• [Data in this exercise]:
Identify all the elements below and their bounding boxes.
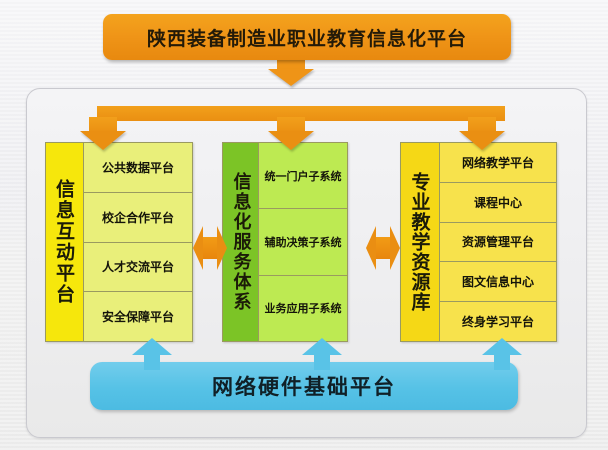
list-item[interactable]: 业务应用子系统 bbox=[259, 276, 347, 341]
column-items-left: 公共数据平台 校企合作平台 人才交流平台 安全保障平台 bbox=[84, 143, 192, 341]
column-informatization-service-system: 信息化服务体系 统一门户子系统 辅助决策子系统 业务应用子系统 bbox=[222, 142, 348, 342]
arrow-head-right bbox=[217, 226, 227, 270]
list-item[interactable]: 校企合作平台 bbox=[84, 193, 192, 243]
distribution-down-arrow-middle-icon bbox=[268, 117, 314, 151]
distribution-down-arrow-left-icon bbox=[80, 117, 126, 151]
arrow-stem bbox=[314, 354, 330, 370]
arrow-head bbox=[132, 338, 172, 355]
arrow-head bbox=[302, 338, 342, 355]
column-label-left: 信息互动平台 bbox=[46, 143, 84, 341]
double-arrow-left-middle-icon bbox=[193, 226, 227, 270]
arrow-head-left bbox=[366, 226, 376, 270]
column-items-right: 网络教学平台 课程中心 资源管理平台 图文信息中心 终身学习平台 bbox=[440, 143, 556, 341]
diagram-title-banner: 陕西装备制造业职业教育信息化平台 bbox=[103, 14, 511, 60]
base-platform-label: 网络硬件基础平台 bbox=[212, 371, 396, 401]
arrow-head bbox=[268, 69, 314, 86]
arrow-stem bbox=[144, 354, 160, 370]
page-title: 陕西装备制造业职业教育信息化平台 bbox=[147, 24, 467, 51]
list-item[interactable]: 辅助决策子系统 bbox=[259, 209, 347, 275]
list-item[interactable]: 终身学习平台 bbox=[440, 302, 556, 341]
list-item[interactable]: 人才交流平台 bbox=[84, 243, 192, 293]
distribution-down-arrow-right-icon bbox=[459, 117, 505, 151]
column-items-middle: 统一门户子系统 辅助决策子系统 业务应用子系统 bbox=[259, 143, 347, 341]
arrow-stem bbox=[494, 354, 510, 370]
base-up-arrow-right-icon bbox=[482, 338, 522, 368]
arrow-head bbox=[482, 338, 522, 355]
column-professional-teaching-resource-library: 专业教学资源库 网络教学平台 课程中心 资源管理平台 图文信息中心 终身学习平台 bbox=[400, 142, 557, 342]
arrow-head-right bbox=[390, 226, 400, 270]
list-item[interactable]: 资源管理平台 bbox=[440, 223, 556, 263]
column-information-interaction-platform: 信息互动平台 公共数据平台 校企合作平台 人才交流平台 安全保障平台 bbox=[45, 142, 193, 342]
base-up-arrow-left-icon bbox=[132, 338, 172, 368]
column-label-middle: 信息化服务体系 bbox=[223, 143, 259, 341]
list-item[interactable]: 安全保障平台 bbox=[84, 292, 192, 341]
diagram-canvas: 陕西装备制造业职业教育信息化平台 信息互动平台 公共数据平台 校企合作平台 人才… bbox=[0, 0, 608, 450]
arrow-head bbox=[459, 131, 505, 150]
list-item[interactable]: 统一门户子系统 bbox=[259, 143, 347, 209]
base-up-arrow-middle-icon bbox=[302, 338, 342, 368]
arrow-head-left bbox=[193, 226, 203, 270]
list-item[interactable]: 课程中心 bbox=[440, 183, 556, 223]
arrow-head bbox=[80, 131, 126, 150]
double-arrow-middle-right-icon bbox=[366, 226, 400, 270]
list-item[interactable]: 图文信息中心 bbox=[440, 262, 556, 302]
column-label-right: 专业教学资源库 bbox=[401, 143, 440, 341]
arrow-head bbox=[268, 131, 314, 150]
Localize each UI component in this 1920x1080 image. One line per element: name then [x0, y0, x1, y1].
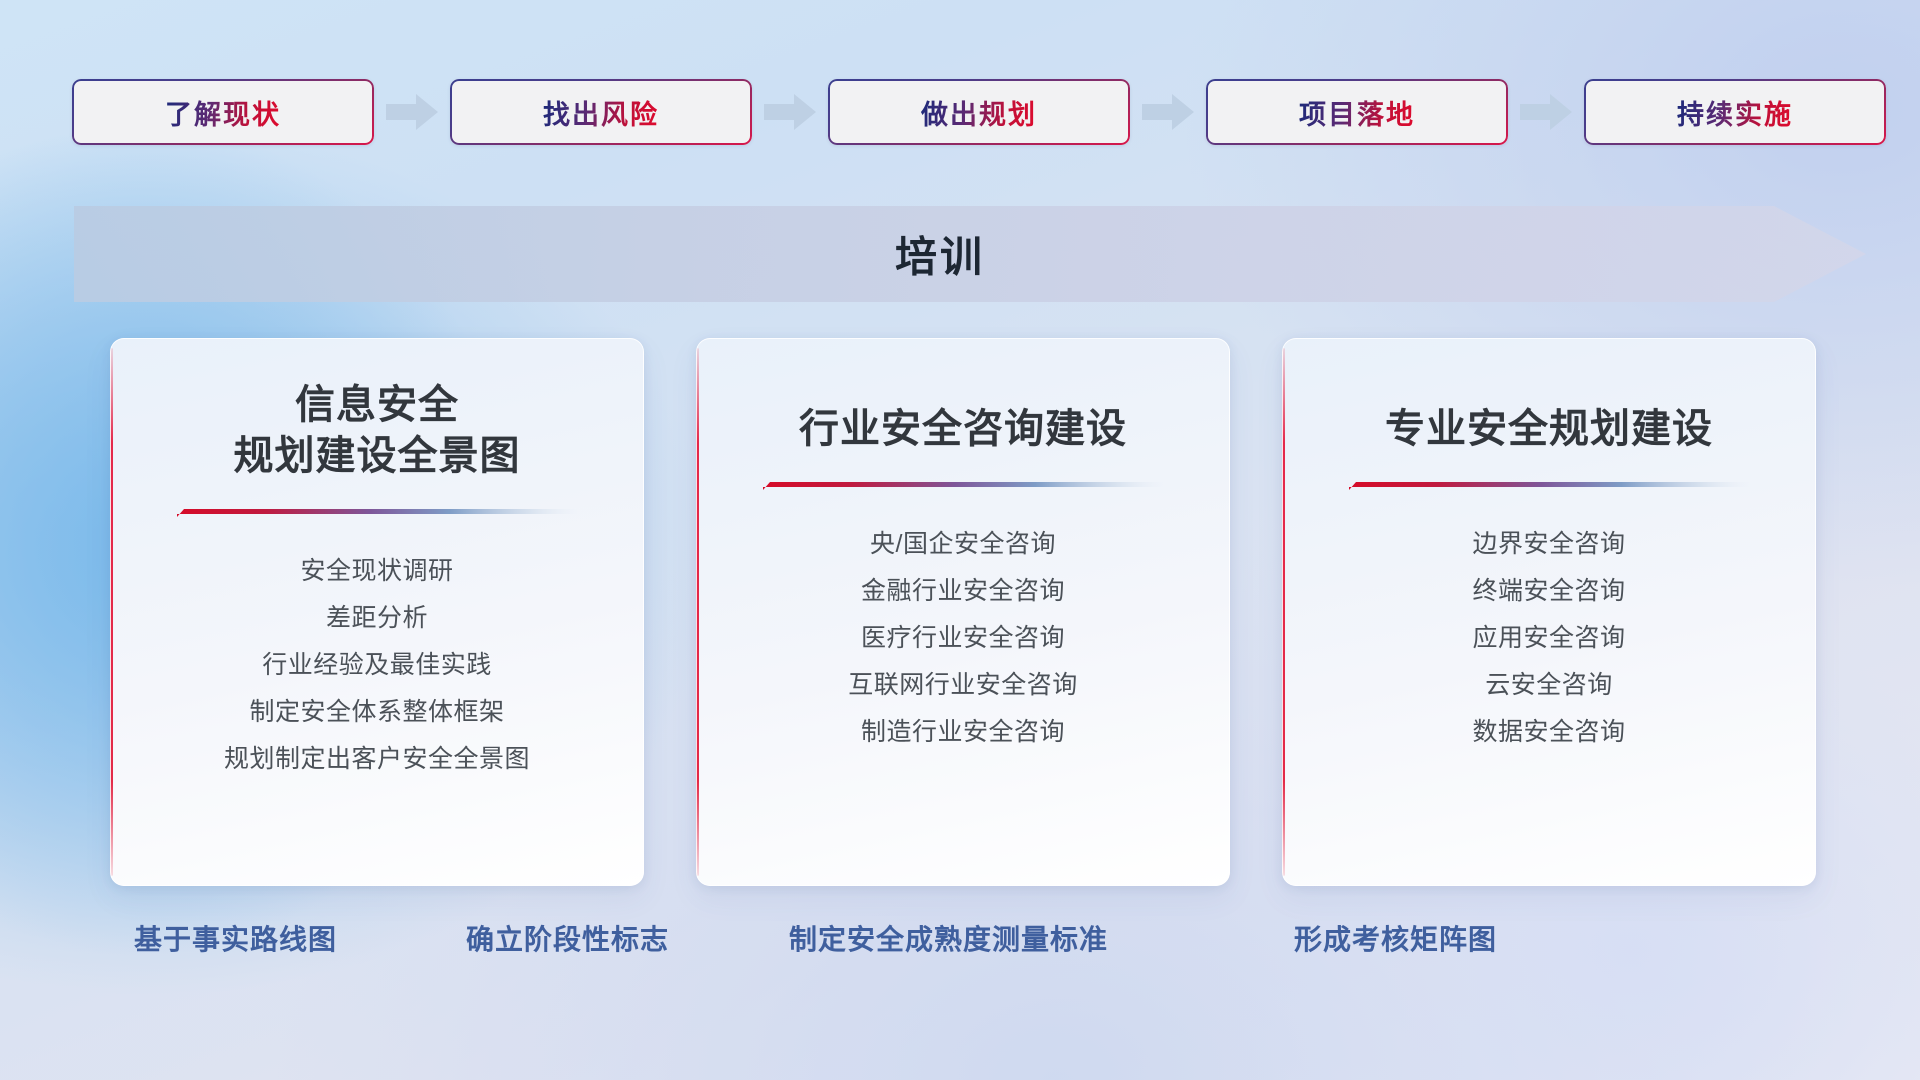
- list-item: 数据安全咨询: [1282, 709, 1816, 756]
- step-box-0[interactable]: 了解现状: [72, 79, 374, 145]
- list-item: 差距分析: [110, 595, 644, 642]
- footnote-2: 制定安全成熟度测量标准: [789, 918, 1108, 958]
- footnotes-row: 基于事实路线图 确立阶段性标志 制定安全成熟度测量标准 形成考核矩阵图: [0, 918, 1920, 972]
- card-title-0: 信息安全 规划建设全景图: [210, 380, 545, 482]
- card-0[interactable]: 信息安全 规划建设全景图 安全现状调研 差距分析 行业经: [110, 338, 644, 886]
- list-item: 行业经验及最佳实践: [110, 642, 644, 689]
- cards-row: 信息安全 规划建设全景图 安全现状调研 差距分析 行业经: [110, 338, 1816, 886]
- list-item: 互联网行业安全咨询: [696, 662, 1230, 709]
- card-divider-1: [763, 481, 1163, 491]
- process-steps: 了解现状 找出风险 做出规划 项目落地 持续实施: [72, 78, 1862, 146]
- step-label-4: 持续实施: [1677, 93, 1793, 132]
- list-item: 边界安全咨询: [1282, 521, 1816, 568]
- step-label-0: 了解现状: [165, 93, 281, 132]
- card-title-2: 专业安全规划建设: [1361, 404, 1737, 455]
- step-label-3: 项目落地: [1299, 93, 1415, 132]
- list-item: 金融行业安全咨询: [696, 568, 1230, 615]
- step-box-1[interactable]: 找出风险: [450, 79, 752, 145]
- list-item: 医疗行业安全咨询: [696, 615, 1230, 662]
- list-item: 安全现状调研: [110, 548, 644, 595]
- right-arrow-icon: [1142, 92, 1194, 132]
- card-1[interactable]: 行业安全咨询建设 央/国企安全咨询 金融行业安全咨询 医: [696, 338, 1230, 886]
- banner-title: 培训: [74, 224, 1866, 285]
- card-title-1: 行业安全咨询建设: [775, 404, 1151, 455]
- footnote-3: 形成考核矩阵图: [1294, 918, 1497, 958]
- step-label-1: 找出风险: [543, 93, 659, 132]
- card-list-2: 边界安全咨询 终端安全咨询 应用安全咨询 云安全咨询 数据安全咨询: [1282, 521, 1816, 756]
- step-box-4[interactable]: 持续实施: [1584, 79, 1886, 145]
- list-item: 应用安全咨询: [1282, 615, 1816, 662]
- list-item: 制定安全体系整体框架: [110, 689, 644, 736]
- list-item: 规划制定出客户安全全景图: [110, 736, 644, 783]
- right-arrow-icon: [386, 92, 438, 132]
- training-banner: 培训: [74, 206, 1866, 302]
- footnote-0: 基于事实路线图: [134, 918, 337, 958]
- right-arrow-icon: [764, 92, 816, 132]
- footnote-1: 确立阶段性标志: [466, 918, 669, 958]
- step-box-3[interactable]: 项目落地: [1206, 79, 1508, 145]
- list-item: 制造行业安全咨询: [696, 709, 1230, 756]
- list-item: 云安全咨询: [1282, 662, 1816, 709]
- card-list-0: 安全现状调研 差距分析 行业经验及最佳实践 制定安全体系整体框架 规划制定出客户…: [110, 548, 644, 783]
- list-item: 终端安全咨询: [1282, 568, 1816, 615]
- right-arrow-icon: [1520, 92, 1572, 132]
- step-label-2: 做出规划: [921, 93, 1037, 132]
- card-divider-0: [177, 508, 577, 518]
- list-item: 央/国企安全咨询: [696, 521, 1230, 568]
- card-list-1: 央/国企安全咨询 金融行业安全咨询 医疗行业安全咨询 互联网行业安全咨询 制造行…: [696, 521, 1230, 756]
- card-divider-2: [1349, 481, 1749, 491]
- slide-root: 了解现状 找出风险 做出规划 项目落地 持续实施: [0, 0, 1920, 1080]
- step-box-2[interactable]: 做出规划: [828, 79, 1130, 145]
- card-2[interactable]: 专业安全规划建设 边界安全咨询 终端安全咨询 应用安全咨: [1282, 338, 1816, 886]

• [Instructions for the task]:
Count how many lines of the records above contain the string "专业安全规划建设", and reply with that number alone.

• [Task answer]:
2